Fragmento del texto:
'''
Creo que no tengo que insistir sobre el contenido del reglamento, porque es conocido por todos. Sigo la clasificación que hace Narancio, que también es seguida por José Pedro Barrán y Benjamín Nahum, que consta de cinco capítulos.
Uno de ellos refiere a la división territorial de la provincia, que era distinta a la de hoy; al norte del río Negro prevalecía el latifundio, ya que era muy difícil mantener otra por la inseguridad que había en la frontera con los portugueses y los indios que se alzaban. Después estaban la zona del oeste y la zona del este, divididas por el río Santa Lucía.
Otro capítulo habla de la organización administrativa y judicial, y otro –del que más se habla– refiere a la distribución de la tierra. Este último no solo habla de a quién le daba la tierra, con esa frase tan repetida de que «los más infelices serán los más privilegiados», sino de dónde la tomaba: de los «malos europeos y peores americanos», y también de las tierras realengas que habían sido de la Corona. Asimismo, hace referencia a las condiciones de los terrenos, los procedimientos para obtenerlos, cómo y con qué se poblaban y las obligaciones que asumían quienes los poblaban, de lo que poco se habla.
Otro capítulo refiere a las medidas de recuperación y el fomento de la ganadería. Y en el último capítulo se menciona la policía de la campaña. Se creaba una fuerza policial y se exigía documento de identidad a los peones. Esto sucedía en 1815.
'''
Material:
'''
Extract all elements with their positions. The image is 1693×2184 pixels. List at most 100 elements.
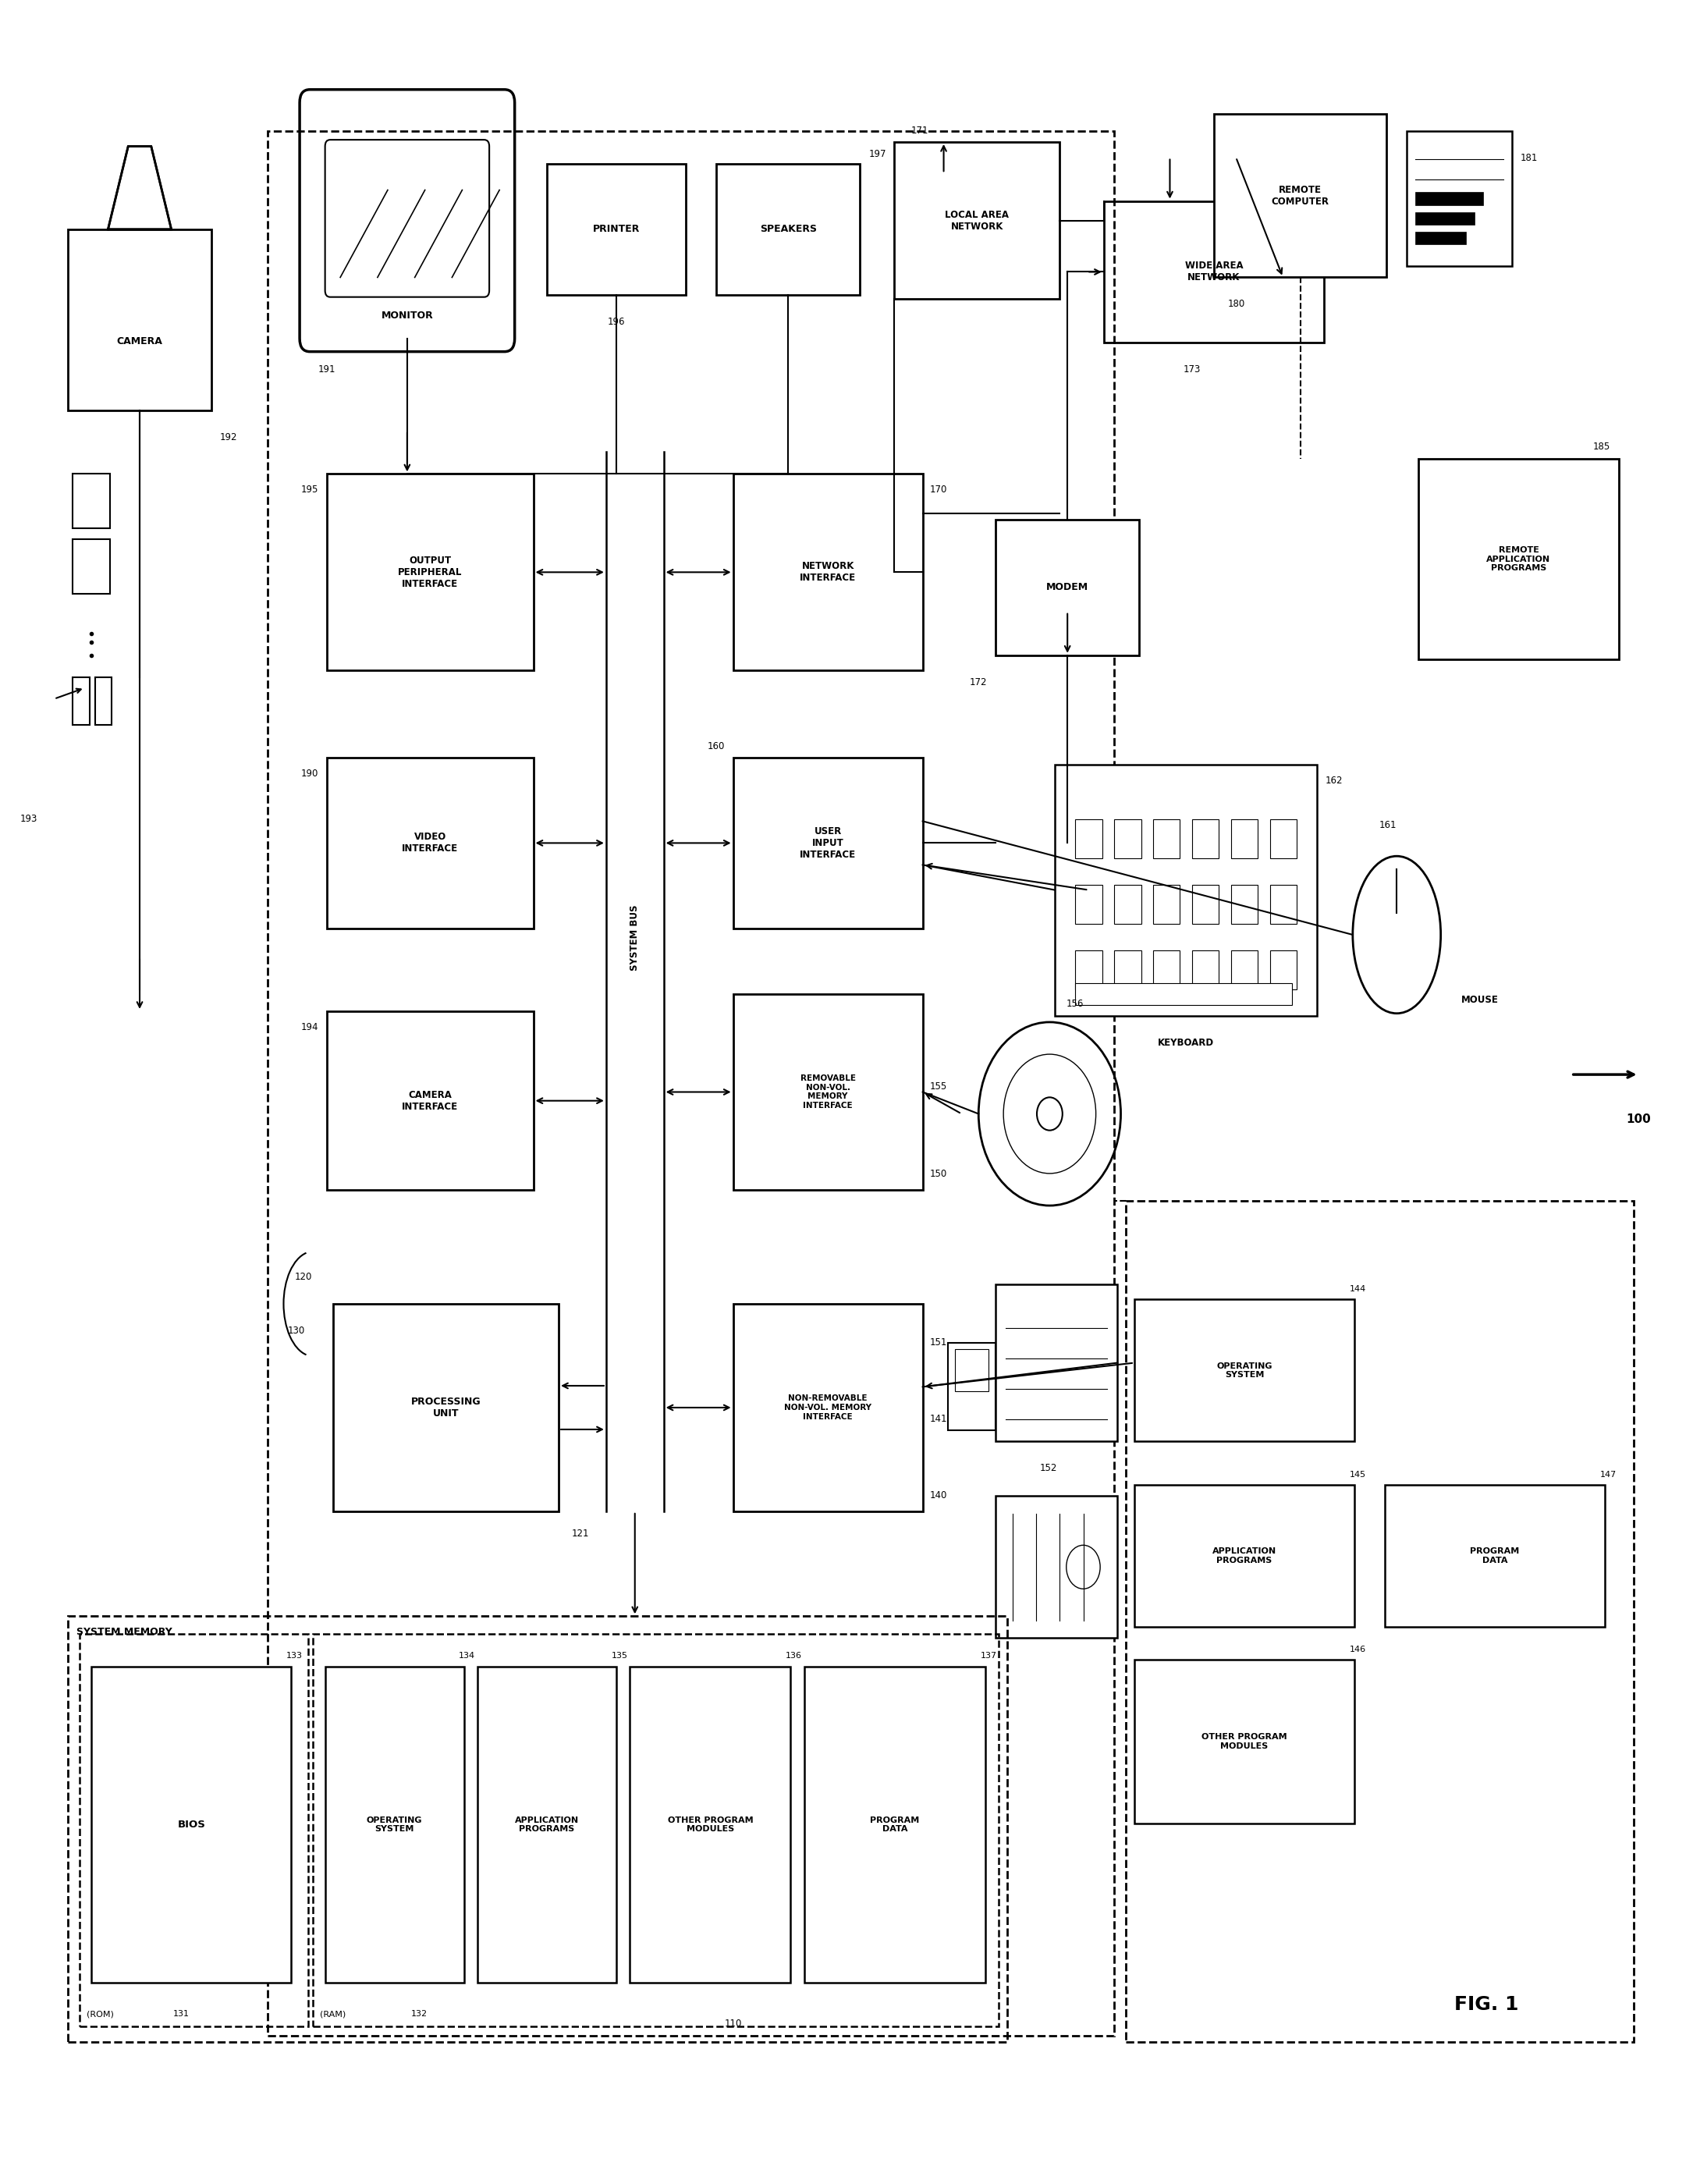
Text: 132: 132	[411, 2009, 428, 2018]
FancyBboxPatch shape	[477, 1666, 616, 1983]
FancyBboxPatch shape	[1231, 819, 1258, 858]
Text: 137: 137	[980, 1651, 997, 1660]
FancyBboxPatch shape	[1134, 1660, 1354, 1824]
FancyBboxPatch shape	[325, 140, 489, 297]
Text: CAMERA
INTERFACE: CAMERA INTERFACE	[401, 1090, 459, 1112]
Text: REMOTE
APPLICATION
PROGRAMS: REMOTE APPLICATION PROGRAMS	[1486, 546, 1551, 572]
Text: 195: 195	[301, 485, 318, 496]
FancyBboxPatch shape	[1214, 114, 1387, 277]
FancyBboxPatch shape	[1192, 885, 1219, 924]
Text: 145: 145	[1349, 1470, 1366, 1479]
FancyBboxPatch shape	[68, 229, 212, 411]
FancyBboxPatch shape	[1231, 950, 1258, 989]
Text: 191: 191	[318, 365, 335, 376]
FancyBboxPatch shape	[91, 1666, 291, 1983]
Text: 193: 193	[20, 815, 37, 823]
Text: 131: 131	[173, 2009, 190, 2018]
Text: LOCAL AREA
NETWORK: LOCAL AREA NETWORK	[945, 210, 1009, 232]
Text: 192: 192	[220, 432, 237, 443]
Text: PROGRAM
DATA: PROGRAM DATA	[870, 1817, 919, 1832]
Text: REMOTE
COMPUTER: REMOTE COMPUTER	[1271, 183, 1329, 207]
Text: VIDEO
INTERFACE: VIDEO INTERFACE	[401, 832, 459, 854]
FancyBboxPatch shape	[1104, 201, 1324, 343]
Text: SYSTEM MEMORY: SYSTEM MEMORY	[76, 1627, 173, 1638]
Text: MONITOR: MONITOR	[381, 310, 433, 321]
Text: BIOS: BIOS	[178, 1819, 205, 1830]
Text: 194: 194	[301, 1022, 318, 1033]
Text: 181: 181	[1520, 153, 1537, 164]
Text: OPERATING
SYSTEM: OPERATING SYSTEM	[1217, 1363, 1271, 1378]
FancyBboxPatch shape	[1192, 950, 1219, 989]
FancyBboxPatch shape	[1153, 950, 1180, 989]
Text: 146: 146	[1349, 1645, 1366, 1653]
FancyBboxPatch shape	[1385, 1485, 1605, 1627]
FancyBboxPatch shape	[1415, 192, 1483, 205]
Text: 185: 185	[1593, 441, 1610, 452]
FancyBboxPatch shape	[1270, 819, 1297, 858]
Text: KEYBOARD: KEYBOARD	[1158, 1037, 1214, 1048]
FancyBboxPatch shape	[1153, 885, 1180, 924]
FancyBboxPatch shape	[1153, 819, 1180, 858]
FancyBboxPatch shape	[547, 164, 686, 295]
Text: NON-REMOVABLE
NON-VOL. MEMORY
INTERFACE: NON-REMOVABLE NON-VOL. MEMORY INTERFACE	[784, 1396, 872, 1420]
FancyBboxPatch shape	[327, 474, 533, 670]
Text: FIG. 1: FIG. 1	[1454, 1996, 1519, 2014]
Text: PRINTER: PRINTER	[593, 225, 640, 234]
FancyBboxPatch shape	[327, 1011, 533, 1190]
FancyBboxPatch shape	[1114, 885, 1141, 924]
FancyBboxPatch shape	[1075, 950, 1102, 989]
Text: 144: 144	[1349, 1284, 1366, 1293]
FancyBboxPatch shape	[1407, 131, 1512, 266]
FancyBboxPatch shape	[630, 1666, 791, 1983]
FancyBboxPatch shape	[1134, 1299, 1354, 1441]
Text: 141: 141	[929, 1413, 946, 1424]
Text: NETWORK
INTERFACE: NETWORK INTERFACE	[799, 561, 857, 583]
Text: 140: 140	[929, 1489, 946, 1500]
FancyBboxPatch shape	[1415, 212, 1475, 225]
Text: 136: 136	[786, 1651, 802, 1660]
FancyBboxPatch shape	[995, 1284, 1117, 1441]
Text: PROGRAM
DATA: PROGRAM DATA	[1470, 1548, 1520, 1564]
Text: 120: 120	[295, 1271, 312, 1282]
FancyBboxPatch shape	[1114, 819, 1141, 858]
Text: 121: 121	[572, 1529, 589, 1540]
Text: SPEAKERS: SPEAKERS	[760, 225, 816, 234]
FancyBboxPatch shape	[73, 677, 90, 725]
Text: (ROM): (ROM)	[86, 2009, 113, 2018]
Text: 133: 133	[286, 1651, 303, 1660]
Text: CAMERA: CAMERA	[117, 336, 163, 347]
Text: APPLICATION
PROGRAMS: APPLICATION PROGRAMS	[515, 1817, 579, 1832]
Text: 197: 197	[869, 149, 885, 159]
FancyBboxPatch shape	[325, 1666, 464, 1983]
FancyBboxPatch shape	[1075, 885, 1102, 924]
FancyBboxPatch shape	[995, 1496, 1117, 1638]
Text: 190: 190	[301, 769, 318, 780]
FancyBboxPatch shape	[1270, 950, 1297, 989]
Text: USER
INPUT
INTERFACE: USER INPUT INTERFACE	[799, 826, 857, 860]
FancyBboxPatch shape	[1415, 232, 1466, 245]
FancyBboxPatch shape	[995, 520, 1139, 655]
FancyBboxPatch shape	[1075, 983, 1292, 1005]
FancyBboxPatch shape	[948, 1343, 995, 1431]
FancyBboxPatch shape	[1419, 459, 1619, 660]
Text: OTHER PROGRAM
MODULES: OTHER PROGRAM MODULES	[667, 1817, 753, 1832]
FancyBboxPatch shape	[327, 758, 533, 928]
FancyBboxPatch shape	[300, 90, 515, 352]
Text: 150: 150	[929, 1168, 946, 1179]
Text: APPLICATION
PROGRAMS: APPLICATION PROGRAMS	[1212, 1548, 1277, 1564]
Text: (RAM): (RAM)	[320, 2009, 345, 2018]
Text: 110: 110	[725, 2018, 742, 2029]
Text: 151: 151	[929, 1337, 946, 1348]
Text: 156: 156	[1067, 998, 1084, 1009]
Text: OUTPUT
PERIPHERAL
INTERFACE: OUTPUT PERIPHERAL INTERFACE	[398, 555, 462, 590]
FancyBboxPatch shape	[1114, 950, 1141, 989]
FancyBboxPatch shape	[73, 474, 110, 529]
Text: 172: 172	[970, 677, 987, 688]
Text: WIDE AREA
NETWORK: WIDE AREA NETWORK	[1185, 260, 1243, 284]
FancyBboxPatch shape	[1192, 819, 1219, 858]
FancyBboxPatch shape	[1270, 885, 1297, 924]
FancyBboxPatch shape	[1231, 885, 1258, 924]
Text: 147: 147	[1600, 1470, 1617, 1479]
Text: 135: 135	[611, 1651, 628, 1660]
Text: 161: 161	[1380, 819, 1397, 830]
'''
Problema propuesto 1: Indica si cada afirmación concuerda con el texto sobre el reglamento y cita las palabras que lo deciden: (a) según la clasificación de Narancio, el reglamento tiene cinco capítulos; (b) al norte del río Negro predominaba la pequeña propiedad; (c) el río Santa Lucía separaba la zona del oeste de la zona del este.
Problema propuesto 2: Resume en dos oraciones el texto sobre el reglamento.
Problema propuesto 3: Prosigue el texto sobre el reglamento a partir de su última oración.

Resultado del ejercicio 1:
(a) Sí: «Sigo la clasificación que hace Narancio, que también es seguida por José Pedro Barrán y Benjamín Nahum, que consta de cinco capítulos».
(b) No: «al norte del río Negro prevalecía el latifundio».
(c) Sí: «Después estaban la zona del oeste y la zona del este, divididas por el río Santa Lucía».

Resultado del ejercicio 2: Según la clasificación de Narancio, el reglamento consta de cinco capítulos: la división territorial de la provincia, la organización administrativa y judicial, la distribución de la tierra, la recuperación y el fomento de la ganadería, y la policía de la campaña. El capítulo sobre la tierra trata de a quién se daba, de dónde se tomaba y de las condiciones, los procedimientos y las obligaciones de quienes la poblaban, y el último creaba una fuerza policial y exigía documento de identidad a los peones en 1815.

Resultado del ejercicio 3:
Si resumimos el reglamento, vemos que consta de cuatro grandes postulados o principios. El primero es el de la función social de la tierra, que Artigas tomó del derecho español. A veces no se citan los antecedentes, pero el virrey Pedro de Melo o el virrey de Sobremonte ya habían hablado del problema de la tierra, de la función social de la tierra y de su extensión. En aquel entonces, en Europa el problema no era el tamaño de la tierra en cuanto a que fuera grande, sino en cuanto a que no fuera muy pequeño. Tanto el derecho de las Cortes de Navarra como el derecho foral vasco establecieron el mayorazgo, es decir, que el hijo mayor era el único que heredaba, porque no querían que los predios se dividieran tanto que no pudieran ser económicamente rentables. Pero ese principio tuvo acá su contracara. Durante un minuto debemos pensar en cómo era la Banda Oriental en aquel entonces, cómo era la tierra, para entender que el no al latifundio y la necesidad de asentar pobladores ya venía del derecho español. Lo decía el propio Azara –el sabio Azara, como se le dice– cuando vino al Río de la Plata y trabaja con Artigas, y juntos terminan entregando tierras a los más infelices de la campaña. Eso ya lo habían dicho los virreyes Pedro De Melo y de Sobremonte.
El segundo principio –en el que creo que todos estaríamos de acuerdo y que a veces no se menciona tanto– es el del trabajo, porque hasta el cansancio repetimos la frase «los más infelices serán los más privilegiados». Si bien estamos todos de acuerdo en ello, nos olvidamos de que en las instrucciones y el reglamento Artigas no se detuvo ahí. A veces, los uruguayos nos olvidamos de que la frase sigue, porque dice: «los más infelices serán los más privilegiados […] si con su trabajo y hombría de bien propenden a su felicidad y la de la Provincia». No alcanza solo con contemplar la función social, sino que hay que tener como contraprestación el trabajo, porque eso es lo que hace la pública felicidad. Ya lo decía Artigas en 1815 y a veces nos olvidamos.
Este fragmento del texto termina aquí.